**Excerpted passage:**
+ + + + +

Nick will teach these workshops at the Renewal:

Common Mistakes Writers Make and How to Correct Them by Nick Harrison – In addition to having been an editor at Harvest House Publishers, Nick is also a writer. He understands the frustrations every writer faces. To the beginner, he can offer to show his pile of rejection slips.  To the advanced, he can offer to show his pile of rejection slips. Becoming a published writer takes time, talent, and persistence. The mistakes Nick will talk about are indeed common—and he says he has made them all.

What to Do When You Don’t Have a Platform by Nick Harrison – Writers hate the word platform, but increasingly it can make the difference between a book sale to a publisher…or rejection. While slowly building your platform, there are some things you can do to compensate for not having a platform. We’ll look at some of those ideas. (For fiction and nonfiction authors.)

Check out the rest of the workshops being offered at this year’s Renewal. To request an appointment with Nick, register soon.

+ + + + +

**Dataset rows:**
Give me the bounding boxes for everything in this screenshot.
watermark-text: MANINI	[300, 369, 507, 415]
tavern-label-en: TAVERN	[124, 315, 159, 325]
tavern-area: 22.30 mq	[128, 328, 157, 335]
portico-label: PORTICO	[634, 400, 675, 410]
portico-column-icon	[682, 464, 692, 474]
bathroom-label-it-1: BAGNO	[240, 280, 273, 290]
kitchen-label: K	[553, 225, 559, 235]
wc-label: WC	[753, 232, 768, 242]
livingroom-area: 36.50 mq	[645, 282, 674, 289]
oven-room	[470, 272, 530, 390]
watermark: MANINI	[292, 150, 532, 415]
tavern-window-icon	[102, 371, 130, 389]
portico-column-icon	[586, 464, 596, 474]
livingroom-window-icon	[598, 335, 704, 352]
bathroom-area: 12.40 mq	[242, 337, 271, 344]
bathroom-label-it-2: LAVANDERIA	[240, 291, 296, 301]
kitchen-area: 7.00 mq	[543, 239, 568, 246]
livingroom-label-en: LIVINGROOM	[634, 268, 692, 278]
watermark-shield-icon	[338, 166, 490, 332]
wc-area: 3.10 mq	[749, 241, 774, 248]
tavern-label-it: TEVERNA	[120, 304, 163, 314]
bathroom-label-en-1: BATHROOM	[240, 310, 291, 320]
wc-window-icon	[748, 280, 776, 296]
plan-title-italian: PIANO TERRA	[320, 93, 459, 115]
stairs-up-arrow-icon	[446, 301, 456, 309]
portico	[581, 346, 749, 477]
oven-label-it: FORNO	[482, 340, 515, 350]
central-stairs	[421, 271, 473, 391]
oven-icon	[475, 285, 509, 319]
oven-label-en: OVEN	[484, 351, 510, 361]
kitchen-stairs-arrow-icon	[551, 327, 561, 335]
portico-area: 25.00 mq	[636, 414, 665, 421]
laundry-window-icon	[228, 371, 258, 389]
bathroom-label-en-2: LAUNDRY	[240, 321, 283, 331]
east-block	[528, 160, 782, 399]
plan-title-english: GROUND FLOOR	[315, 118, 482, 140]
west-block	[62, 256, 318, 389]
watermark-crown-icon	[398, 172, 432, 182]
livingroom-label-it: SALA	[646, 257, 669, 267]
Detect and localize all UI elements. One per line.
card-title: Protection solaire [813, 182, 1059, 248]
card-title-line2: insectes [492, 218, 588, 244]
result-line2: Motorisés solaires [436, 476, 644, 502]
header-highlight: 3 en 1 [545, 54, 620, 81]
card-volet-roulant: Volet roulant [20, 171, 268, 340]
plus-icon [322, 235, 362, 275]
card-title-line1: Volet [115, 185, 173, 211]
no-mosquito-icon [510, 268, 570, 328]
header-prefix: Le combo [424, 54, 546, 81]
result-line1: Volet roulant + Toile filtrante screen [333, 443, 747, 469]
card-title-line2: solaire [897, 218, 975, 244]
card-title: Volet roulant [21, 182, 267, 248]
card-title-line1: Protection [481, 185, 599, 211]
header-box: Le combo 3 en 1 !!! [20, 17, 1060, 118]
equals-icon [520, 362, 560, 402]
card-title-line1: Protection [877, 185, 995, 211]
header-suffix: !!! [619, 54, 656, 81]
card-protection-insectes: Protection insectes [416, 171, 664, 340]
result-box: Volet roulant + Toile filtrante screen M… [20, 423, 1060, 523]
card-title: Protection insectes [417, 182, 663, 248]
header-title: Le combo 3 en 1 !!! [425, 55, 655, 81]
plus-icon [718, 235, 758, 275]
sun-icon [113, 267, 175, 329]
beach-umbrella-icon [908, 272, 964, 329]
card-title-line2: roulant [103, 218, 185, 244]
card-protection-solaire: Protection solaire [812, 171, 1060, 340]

+ + + + +

**Task prompt:**
Decide whether each statement agrees with the workshop descriptions, answering yes or no and quoting the words of the descriptions that settle it: (a) Nick has worked as an editor at Harvest House Publishers; (b) the workshop on not having a platform is meant only for nonfiction authors; (c) Nick says he has avoided the common mistakes he will talk about.

**In response:**
(a) Yes: "In addition to having been an editor at Harvest House Publishers"
(b) No: "(For fiction and nonfiction authors.)"
(c) No: "he says he has made them all"